PROBLEM
Skip the pictures and repeat each line of the data exactly.

[Stored records]
/---

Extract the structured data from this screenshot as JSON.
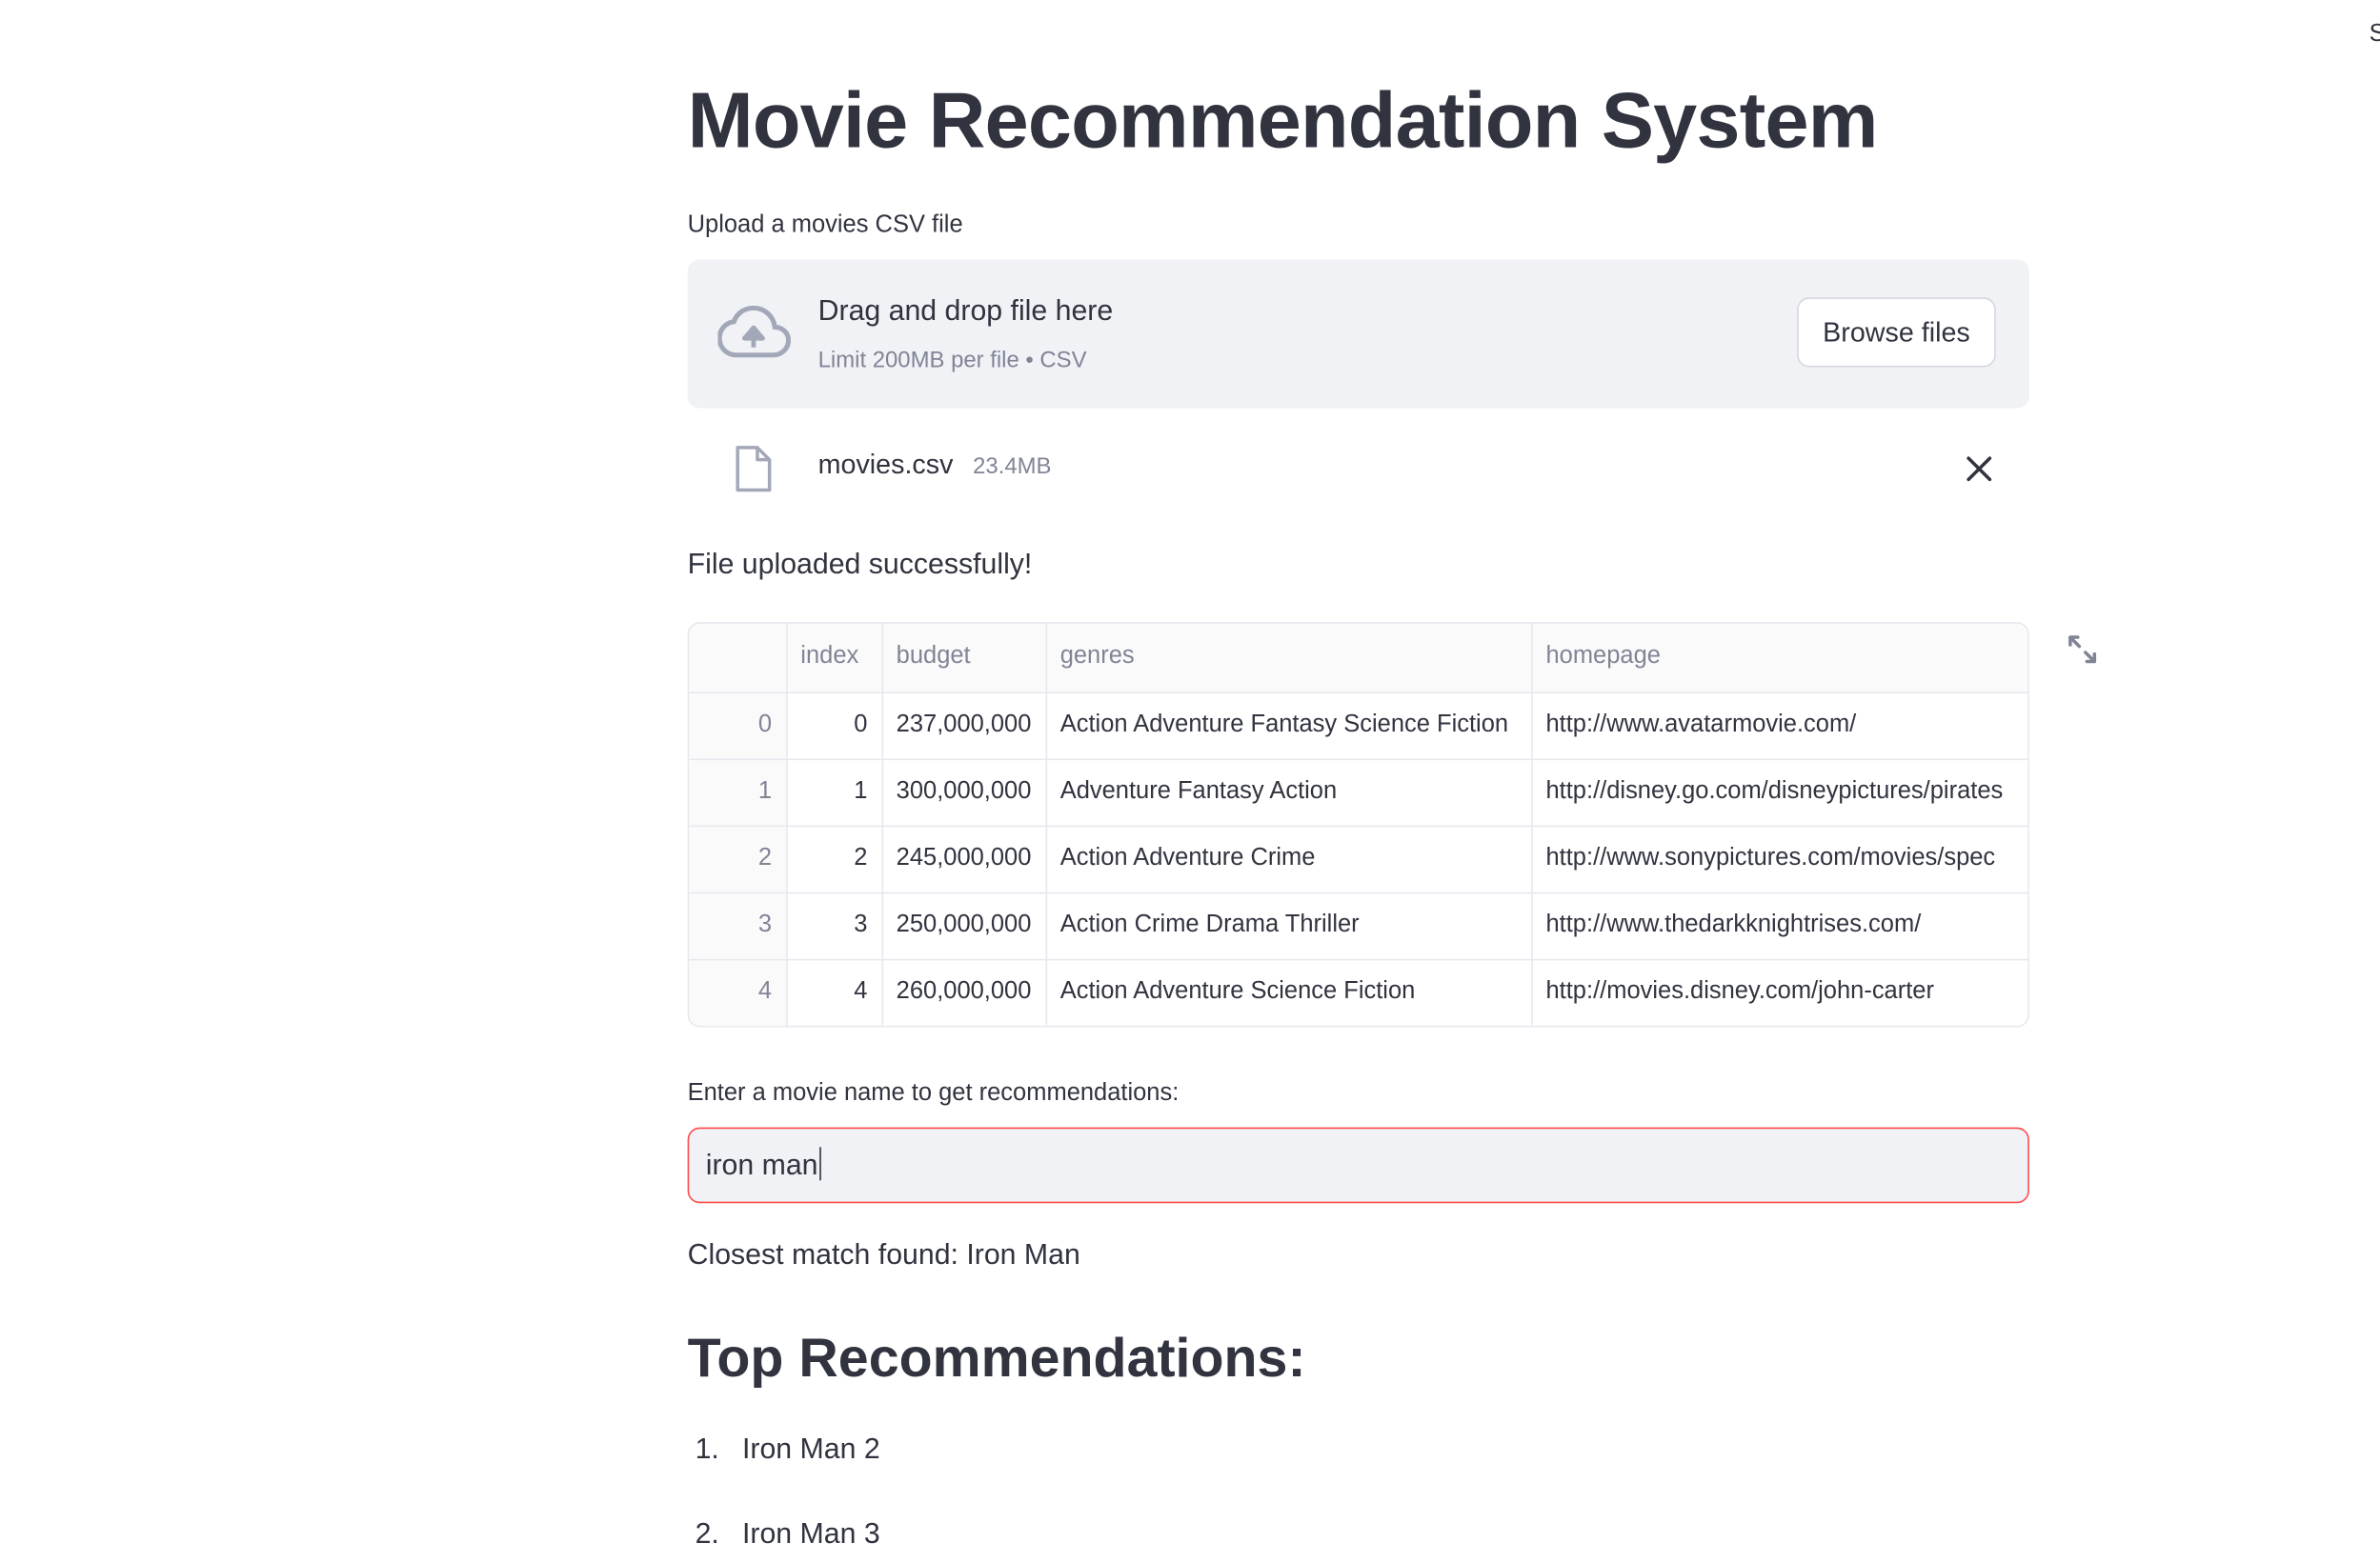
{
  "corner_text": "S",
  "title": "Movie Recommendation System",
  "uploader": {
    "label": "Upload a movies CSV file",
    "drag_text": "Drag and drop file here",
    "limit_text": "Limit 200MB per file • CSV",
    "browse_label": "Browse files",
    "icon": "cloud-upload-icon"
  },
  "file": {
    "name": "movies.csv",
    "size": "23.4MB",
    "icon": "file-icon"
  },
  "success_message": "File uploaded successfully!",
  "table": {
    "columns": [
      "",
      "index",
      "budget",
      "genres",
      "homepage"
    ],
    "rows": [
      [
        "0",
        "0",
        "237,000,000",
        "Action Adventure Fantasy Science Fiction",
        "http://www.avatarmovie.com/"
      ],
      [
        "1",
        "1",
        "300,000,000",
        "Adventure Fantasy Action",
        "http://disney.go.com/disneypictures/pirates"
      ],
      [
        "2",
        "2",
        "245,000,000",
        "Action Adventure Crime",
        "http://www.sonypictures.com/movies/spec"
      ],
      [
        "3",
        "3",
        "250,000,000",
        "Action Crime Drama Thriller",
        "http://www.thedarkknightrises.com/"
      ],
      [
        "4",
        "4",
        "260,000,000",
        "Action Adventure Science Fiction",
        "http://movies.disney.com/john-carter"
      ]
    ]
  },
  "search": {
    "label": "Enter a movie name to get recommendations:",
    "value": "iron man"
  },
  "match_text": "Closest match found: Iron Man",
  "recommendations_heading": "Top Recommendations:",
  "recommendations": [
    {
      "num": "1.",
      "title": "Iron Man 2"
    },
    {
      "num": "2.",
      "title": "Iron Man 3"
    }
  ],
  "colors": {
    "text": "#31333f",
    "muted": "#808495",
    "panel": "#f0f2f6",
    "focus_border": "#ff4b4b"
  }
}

\---

RESULT OF THE TASK
Extract the structured data from this screenshot as JSON.
{
  "corner_text": "S",
  "title": "Movie Recommendation System",
  "uploader": {
    "label": "Upload a movies CSV file",
    "drag_text": "Drag and drop file here",
    "limit_text": "Limit 200MB per file • CSV",
    "browse_label": "Browse files",
    "icon": "cloud-upload-icon"
  },
  "file": {
    "name": "movies.csv",
    "size": "23.4MB",
    "icon": "file-icon"
  },
  "success_message": "File uploaded successfully!",
  "table": {
    "columns": [
      "",
      "index",
      "budget",
      "genres",
      "homepage"
    ],
    "rows": [
      [
        "0",
        "0",
        "237,000,000",
        "Action Adventure Fantasy Science Fiction",
        "http://www.avatarmovie.com/"
      ],
      [
        "1",
        "1",
        "300,000,000",
        "Adventure Fantasy Action",
        "http://disney.go.com/disneypictures/pirates"
      ],
      [
        "2",
        "2",
        "245,000,000",
        "Action Adventure Crime",
        "http://www.sonypictures.com/movies/spec"
      ],
      [
        "3",
        "3",
        "250,000,000",
        "Action Crime Drama Thriller",
        "http://www.thedarkknightrises.com/"
      ],
      [
        "4",
        "4",
        "260,000,000",
        "Action Adventure Science Fiction",
        "http://movies.disney.com/john-carter"
      ]
    ]
  },
  "search": {
    "label": "Enter a movie name to get recommendations:",
    "value": "iron man"
  },
  "match_text": "Closest match found: Iron Man",
  "recommendations_heading": "Top Recommendations:",
  "recommendations": [
    {
      "num": "1.",
      "title": "Iron Man 2"
    },
    {
      "num": "2.",
      "title": "Iron Man 3"
    }
  ],
  "colors": {
    "text": "#31333f",
    "muted": "#808495",
    "panel": "#f0f2f6",
    "focus_border": "#ff4b4b"
  }
}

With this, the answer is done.